▼

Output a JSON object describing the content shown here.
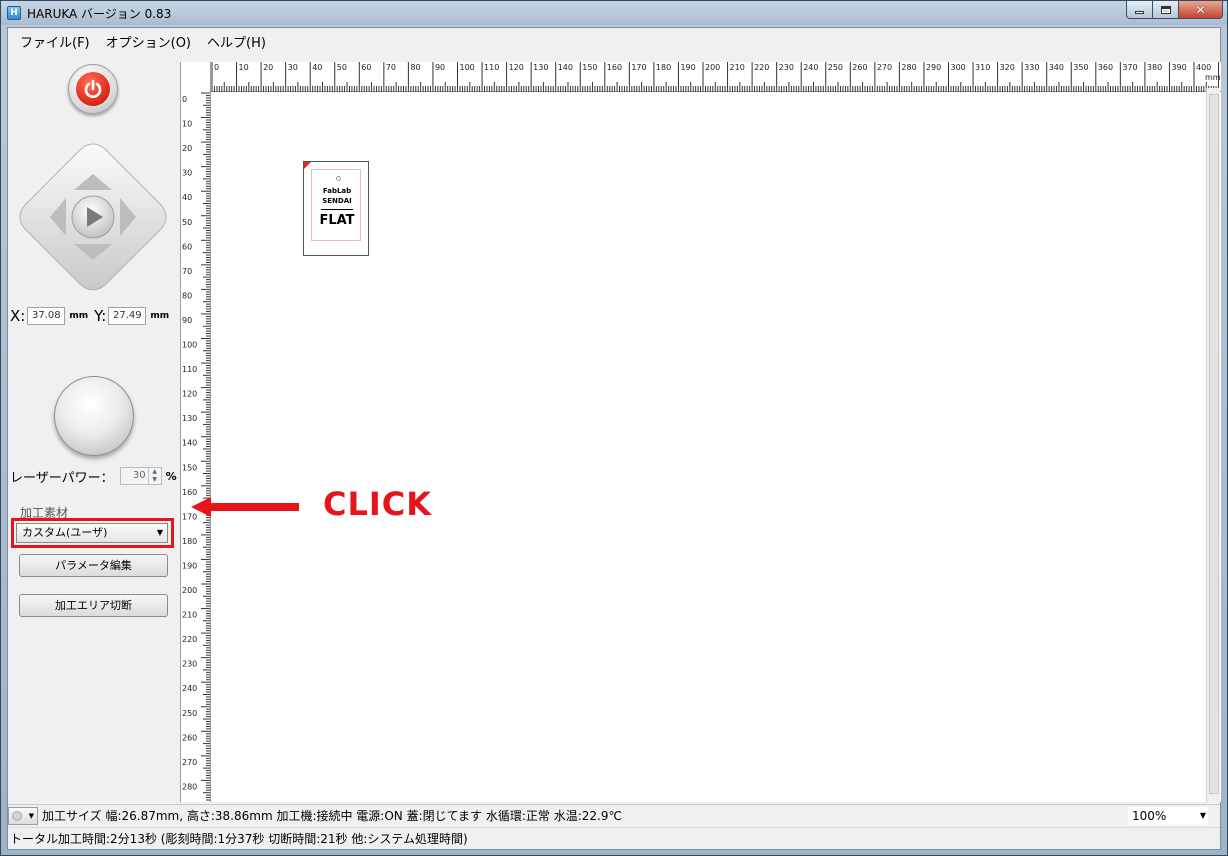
{
  "window": {
    "title": "HARUKA バージョン 0.83",
    "app_icon_text": "H"
  },
  "menu": [
    "ファイル(F)",
    "オプション(O)",
    "ヘルプ(H)"
  ],
  "controls": {
    "x_label": "X:",
    "x_value": "37.08",
    "y_label": "Y:",
    "y_value": "27.49",
    "unit": "mm",
    "laser_power_label": "レーザーパワー：",
    "laser_power_value": "30",
    "laser_power_unit": "%",
    "material_label": "加工素材",
    "material_selected": "カスタム(ユーザ)",
    "edit_params_label": "パラメータ編集",
    "cut_area_label": "加工エリア切断"
  },
  "ruler": {
    "unit": "mm",
    "top_max": 410,
    "left_max": 290,
    "step": 10
  },
  "workpiece": {
    "line1": "FabLab",
    "line2": "SENDAI",
    "line3": "FLAT"
  },
  "annotation": {
    "text": "CLICK",
    "color": "#e8141c"
  },
  "status": {
    "line1": "加工サイズ 幅:26.87mm, 高さ:38.86mm 加工機:接続中 電源:ON 蓋:閉じてます 水循環:正常 水温:22.9℃",
    "zoom": "100%",
    "line2": "トータル加工時間:2分13秒 (彫刻時間:1分37秒 切断時間:21秒 他:システム処理時間)"
  }
}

▲

__THE REQUEST__: Every entry must be written out exactly, with all pictures left out.

__THE REPLY__:
Output a JSON object describing the content shown here.
{
  "window": {
    "title": "HARUKA バージョン 0.83",
    "app_icon_text": "H"
  },
  "menu": [
    "ファイル(F)",
    "オプション(O)",
    "ヘルプ(H)"
  ],
  "controls": {
    "x_label": "X:",
    "x_value": "37.08",
    "y_label": "Y:",
    "y_value": "27.49",
    "unit": "mm",
    "laser_power_label": "レーザーパワー：",
    "laser_power_value": "30",
    "laser_power_unit": "%",
    "material_label": "加工素材",
    "material_selected": "カスタム(ユーザ)",
    "edit_params_label": "パラメータ編集",
    "cut_area_label": "加工エリア切断"
  },
  "ruler": {
    "unit": "mm",
    "top_max": 410,
    "left_max": 290,
    "step": 10
  },
  "workpiece": {
    "line1": "FabLab",
    "line2": "SENDAI",
    "line3": "FLAT"
  },
  "annotation": {
    "text": "CLICK",
    "color": "#e8141c"
  },
  "status": {
    "line1": "加工サイズ 幅:26.87mm, 高さ:38.86mm 加工機:接続中 電源:ON 蓋:閉じてます 水循環:正常 水温:22.9℃",
    "zoom": "100%",
    "line2": "トータル加工時間:2分13秒 (彫刻時間:1分37秒 切断時間:21秒 他:システム処理時間)"
  }
}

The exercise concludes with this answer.